• THE REQUEST
Using the listing below, select the lines with the word "人在世上" and copy them.

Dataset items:

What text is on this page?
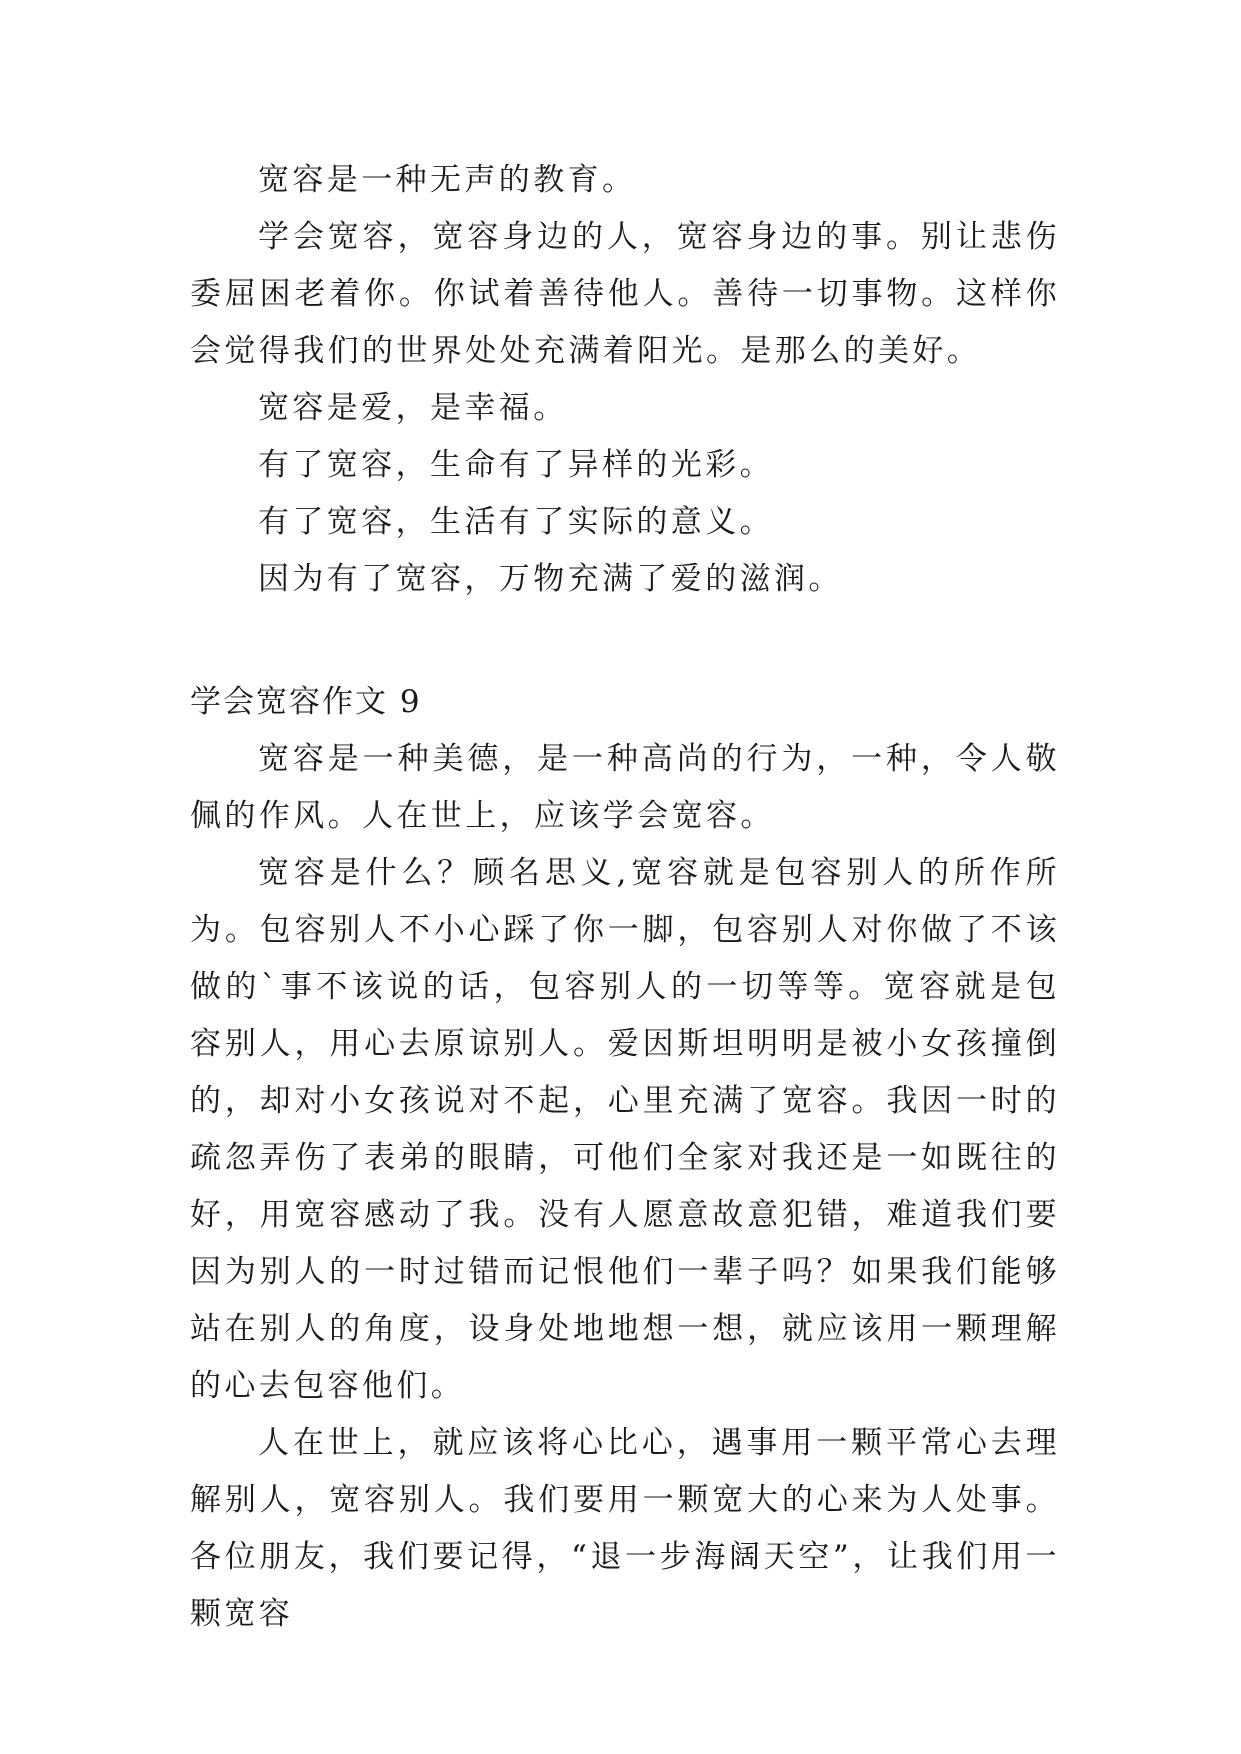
宽容是一种无声的教育。

学会宽容，宽容身边的人，宽容身边的事。别让悲伤委屈困老着你。你试着善待他人。善待一切事物。这样你会觉得我们的世界处处充满着阳光。是那么的美好。

宽容是爱，是幸福。

有了宽容，生命有了异样的光彩。

有了宽容，生活有了实际的意义。

因为有了宽容，万物充满了爱的滋润。

学会宽容作文 9

宽容是一种美德，是一种高尚的行为，一种，令人敬佩的作风。人在世上，应该学会宽容。

宽容是什么？顾名思义,宽容就是包容别人的所作所为。包容别人不小心踩了你一脚，包容别人对你做了不该做的`事不该说的话，包容别人的一切等等。宽容就是包容别人，用心去原谅别人。爱因斯坦明明是被小女孩撞倒的，却对小女孩说对不起，心里充满了宽容。我因一时的疏忽弄伤了表弟的眼睛，可他们全家对我还是一如既往的好，用宽容感动了我。没有人愿意故意犯错，难道我们要因为别人的一时过错而记恨他们一辈子吗？如果我们能够站在别人的角度，设身处地地想一想，就应该用一颗理解的心去包容他们。

人在世上，就应该将心比心，遇事用一颗平常心去理解别人，宽容别人。我们要用一颗宽大的心来为人处事。各位朋友，我们要记得，“退一步海阔天空”，让我们用一颗宽容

• EXERCISE OUTPUT
宽容是一种美德，是一种高尚的行为，一种，令人敬佩的作风。人在世上，应该学会宽容。
人在世上，就应该将心比心，遇事用一颗平常心去理解别人，宽容别人。我们要用一颗宽大的心来为人处事。各位朋友，我们要记得，“退一步海阔天空”，让我们用一颗宽容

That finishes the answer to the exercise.